▶ Given task:
Revise the lines below, replacing "screenshot" with "image" and changing nothing else. Omit the pictures from your answer.

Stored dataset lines
════

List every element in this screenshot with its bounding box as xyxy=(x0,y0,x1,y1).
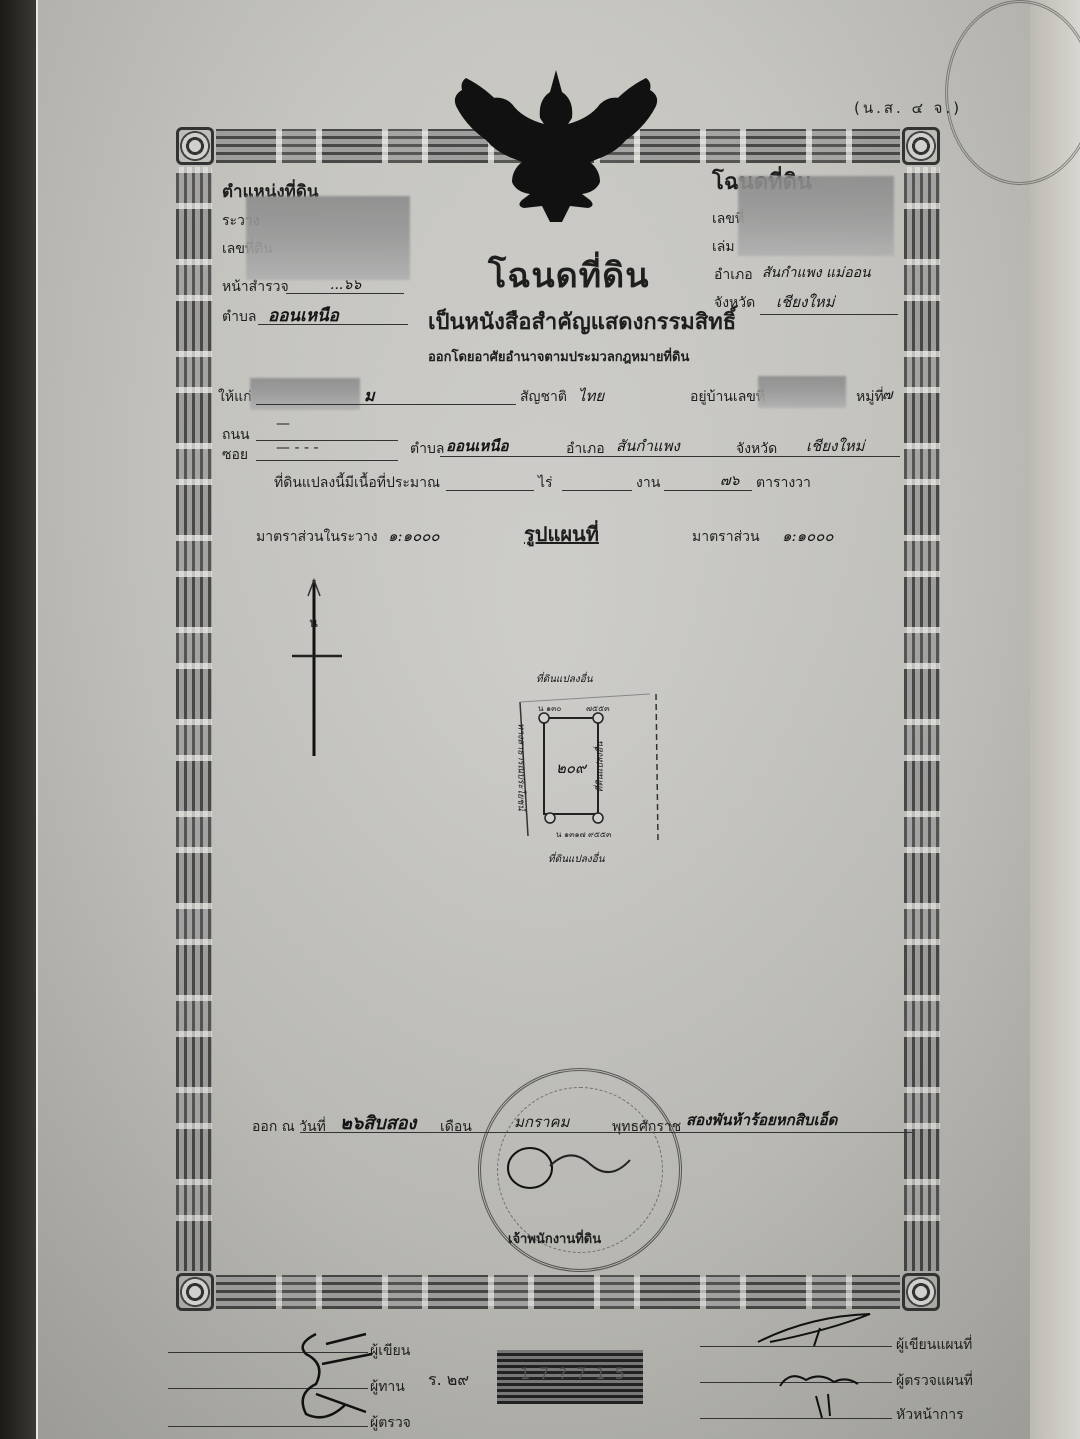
moo-value: ๗ xyxy=(882,384,893,406)
province-value: เชียงใหม่ xyxy=(776,290,835,314)
border-right xyxy=(904,167,940,1271)
wa-value: ๗๖ xyxy=(720,470,739,492)
map-writer-label: ผู้เขียนแผนที่ xyxy=(896,1334,972,1356)
marker-bl: น ๑๓๑๗ xyxy=(556,828,586,841)
north-arrow-icon xyxy=(290,576,346,760)
volume-number: ร. ๒๙ xyxy=(428,1368,469,1393)
marker-tr: ๗๕๕๓ xyxy=(586,702,610,715)
garuda-emblem-icon xyxy=(450,66,662,224)
document-title: โฉนดที่ดิน xyxy=(488,248,649,302)
rai-line xyxy=(446,490,534,491)
border-left xyxy=(176,167,212,1271)
amphoe-label: อำเภอ xyxy=(714,264,753,286)
redacted-deed-number xyxy=(738,176,894,256)
deed-book-label: เล่ม xyxy=(712,236,735,258)
road-label: ถนน xyxy=(222,424,250,446)
officer-signature xyxy=(500,1136,640,1196)
north-label: น xyxy=(309,612,318,633)
wa-label: ตารางวา xyxy=(756,472,811,494)
border-bottom xyxy=(216,1275,900,1309)
amphoe-value: สันกำแพง แม่ออน xyxy=(762,262,871,284)
road-value: — xyxy=(276,416,290,432)
moo-label: หมู่ที่ xyxy=(856,386,884,408)
tambon-label: ตำบล xyxy=(222,306,256,328)
issued-label: ออก ณ วันที่ xyxy=(252,1116,326,1138)
owner-address-line xyxy=(440,456,900,457)
owner-name-suffix: ม xyxy=(364,384,375,409)
document-subtitle: เป็นหนังสือสำคัญแสดงกรรมสิทธิ์ xyxy=(428,304,736,339)
soi-line xyxy=(256,460,398,461)
ngan-label: งาน xyxy=(636,472,660,494)
corner-ornament-icon xyxy=(902,127,940,165)
owner-line xyxy=(256,404,516,405)
soi-value: — - - - xyxy=(276,440,319,456)
owner-province-value: เชียงใหม่ xyxy=(806,434,865,458)
scale-left-value: ๑:๑๐๐๐ xyxy=(388,524,440,548)
month-label: เดือน xyxy=(440,1116,472,1138)
document-authority: ออกโดยอาศัยอำนาจตามประมวลกฎหมายที่ดิน xyxy=(428,346,689,367)
plot-top-label: ที่ดินแปลงอื่น xyxy=(536,672,593,687)
scale-left-label: มาตราส่วนในระวาง xyxy=(256,526,378,548)
writer-label: ผู้เขียน xyxy=(370,1340,410,1362)
chief-label: หัวหน้าการ xyxy=(896,1404,964,1426)
corner-ornament-icon xyxy=(902,1273,940,1311)
house-number-label: อยู่บ้านเลขที่ xyxy=(690,386,765,408)
plot-right-label: ที่ดินแปลงอื่น xyxy=(592,742,606,793)
owner-label: ให้แก่ xyxy=(218,386,252,408)
marker-tl: น ๑๓๐ xyxy=(538,702,561,715)
redacted-land-info xyxy=(246,196,410,280)
plot-bottom-label: ที่ดินแปลงอื่น xyxy=(548,852,605,867)
left-signature xyxy=(286,1324,376,1434)
owner-amphoe-value: สันกำแพง xyxy=(616,434,680,458)
background-right xyxy=(1030,0,1080,1439)
nationality-value: ไทย xyxy=(578,384,604,408)
province-line xyxy=(760,314,898,315)
map-title: รูปแผนที่ xyxy=(524,518,599,550)
nationality-label: สัญชาติ xyxy=(520,386,567,408)
right-signatures xyxy=(750,1310,890,1420)
serial-number: 1 7 ? 7 1 5 xyxy=(520,1364,627,1383)
tambon-line xyxy=(258,324,408,325)
form-code: (น.ส. ๔ จ.) xyxy=(854,96,962,120)
redacted-house-number xyxy=(758,376,846,408)
marker-br: ๙๕๕๓ xyxy=(588,828,611,841)
rai-label: ไร่ xyxy=(538,472,553,494)
scale-right-value: ๑:๑๐๐๐ xyxy=(782,524,834,548)
corner-ornament-icon xyxy=(176,1273,214,1311)
scale-right-label: มาตราส่วน xyxy=(692,526,760,548)
plot-number: ๒๐๙ xyxy=(556,756,586,780)
area-label: ที่ดินแปลงนี้มีเนื้อที่ประมาณ xyxy=(274,472,440,494)
checker-label: ผู้ตรวจ xyxy=(370,1412,411,1434)
owner-tambon-value: ออนเหนือ xyxy=(446,434,509,458)
issued-year: สองพันห้าร้อยหกสิบเอ็ด xyxy=(686,1108,837,1132)
ngan-line xyxy=(562,490,632,491)
survey-page-line xyxy=(286,293,404,294)
redacted-owner-name xyxy=(250,378,360,410)
plot-left-label: ทางสาธารณประโยชน์ xyxy=(515,723,529,810)
corner-ornament-icon xyxy=(176,127,214,165)
stamp-label: เจ้าพนักงานที่ดิน xyxy=(508,1228,601,1249)
soi-label: ซอย xyxy=(222,444,248,466)
wa-line xyxy=(664,490,752,491)
map-checker-label: ผู้ตรวจแผนที่ xyxy=(896,1370,973,1392)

════

▶ Correct answer:
List every element in this image with its bounding box as xyxy=(x0,y0,x1,y1).
moo-value: ๗ xyxy=(882,384,893,406)
province-value: เชียงใหม่ xyxy=(776,290,835,314)
border-right xyxy=(904,167,940,1271)
wa-value: ๗๖ xyxy=(720,470,739,492)
map-writer-label: ผู้เขียนแผนที่ xyxy=(896,1334,972,1356)
marker-bl: น ๑๓๑๗ xyxy=(556,828,586,841)
north-arrow-icon xyxy=(290,576,346,760)
volume-number: ร. ๒๙ xyxy=(428,1368,469,1393)
marker-tr: ๗๕๕๓ xyxy=(586,702,610,715)
garuda-emblem-icon xyxy=(450,66,662,224)
document-title: โฉนดที่ดิน xyxy=(488,248,649,302)
rai-line xyxy=(446,490,534,491)
border-left xyxy=(176,167,212,1271)
amphoe-label: อำเภอ xyxy=(714,264,753,286)
redacted-deed-number xyxy=(738,176,894,256)
deed-book-label: เล่ม xyxy=(712,236,735,258)
road-label: ถนน xyxy=(222,424,250,446)
officer-signature xyxy=(500,1136,640,1196)
north-label: น xyxy=(309,612,318,633)
wa-label: ตารางวา xyxy=(756,472,811,494)
border-bottom xyxy=(216,1275,900,1309)
amphoe-value: สันกำแพง แม่ออน xyxy=(762,262,871,284)
road-value: — xyxy=(276,416,290,432)
moo-label: หมู่ที่ xyxy=(856,386,884,408)
tambon-label: ตำบล xyxy=(222,306,256,328)
issued-label: ออก ณ วันที่ xyxy=(252,1116,326,1138)
owner-address-line xyxy=(440,456,900,457)
owner-name-suffix: ม xyxy=(364,384,375,409)
document-subtitle: เป็นหนังสือสำคัญแสดงกรรมสิทธิ์ xyxy=(428,304,736,339)
soi-line xyxy=(256,460,398,461)
ngan-label: งาน xyxy=(636,472,660,494)
corner-ornament-icon xyxy=(902,127,940,165)
owner-line xyxy=(256,404,516,405)
soi-value: — - - - xyxy=(276,440,319,456)
owner-province-value: เชียงใหม่ xyxy=(806,434,865,458)
scale-left-value: ๑:๑๐๐๐ xyxy=(388,524,440,548)
month-label: เดือน xyxy=(440,1116,472,1138)
document-authority: ออกโดยอาศัยอำนาจตามประมวลกฎหมายที่ดิน xyxy=(428,346,689,367)
plot-top-label: ที่ดินแปลงอื่น xyxy=(536,672,593,687)
scale-left-label: มาตราส่วนในระวาง xyxy=(256,526,378,548)
writer-label: ผู้เขียน xyxy=(370,1340,410,1362)
chief-label: หัวหน้าการ xyxy=(896,1404,964,1426)
corner-ornament-icon xyxy=(902,1273,940,1311)
house-number-label: อยู่บ้านเลขที่ xyxy=(690,386,765,408)
plot-right-label: ที่ดินแปลงอื่น xyxy=(592,742,606,793)
owner-label: ให้แก่ xyxy=(218,386,252,408)
marker-tl: น ๑๓๐ xyxy=(538,702,561,715)
redacted-land-info xyxy=(246,196,410,280)
plot-bottom-label: ที่ดินแปลงอื่น xyxy=(548,852,605,867)
left-signature xyxy=(286,1324,376,1434)
owner-amphoe-value: สันกำแพง xyxy=(616,434,680,458)
background-right xyxy=(1030,0,1080,1439)
nationality-value: ไทย xyxy=(578,384,604,408)
province-line xyxy=(760,314,898,315)
map-title: รูปแผนที่ xyxy=(524,518,599,550)
nationality-label: สัญชาติ xyxy=(520,386,567,408)
right-signatures xyxy=(750,1310,890,1420)
serial-number: 1 7 ? 7 1 5 xyxy=(520,1364,627,1383)
tambon-line xyxy=(258,324,408,325)
form-code: (น.ส. ๔ จ.) xyxy=(854,96,962,120)
redacted-house-number xyxy=(758,376,846,408)
marker-br: ๙๕๕๓ xyxy=(588,828,611,841)
rai-label: ไร่ xyxy=(538,472,553,494)
scale-right-value: ๑:๑๐๐๐ xyxy=(782,524,834,548)
corner-ornament-icon xyxy=(176,1273,214,1311)
scale-right-label: มาตราส่วน xyxy=(692,526,760,548)
plot-number: ๒๐๙ xyxy=(556,756,586,780)
area-label: ที่ดินแปลงนี้มีเนื้อที่ประมาณ xyxy=(274,472,440,494)
checker-label: ผู้ตรวจ xyxy=(370,1412,411,1434)
owner-tambon-value: ออนเหนือ xyxy=(446,434,509,458)
issued-year: สองพันห้าร้อยหกสิบเอ็ด xyxy=(686,1108,837,1132)
ngan-line xyxy=(562,490,632,491)
survey-page-line xyxy=(286,293,404,294)
redacted-owner-name xyxy=(250,378,360,410)
plot-left-label: ทางสาธารณประโยชน์ xyxy=(515,723,529,810)
corner-ornament-icon xyxy=(176,127,214,165)
stamp-label: เจ้าพนักงานที่ดิน xyxy=(508,1228,601,1249)
soi-label: ซอย xyxy=(222,444,248,466)
wa-line xyxy=(664,490,752,491)
map-checker-label: ผู้ตรวจแผนที่ xyxy=(896,1370,973,1392)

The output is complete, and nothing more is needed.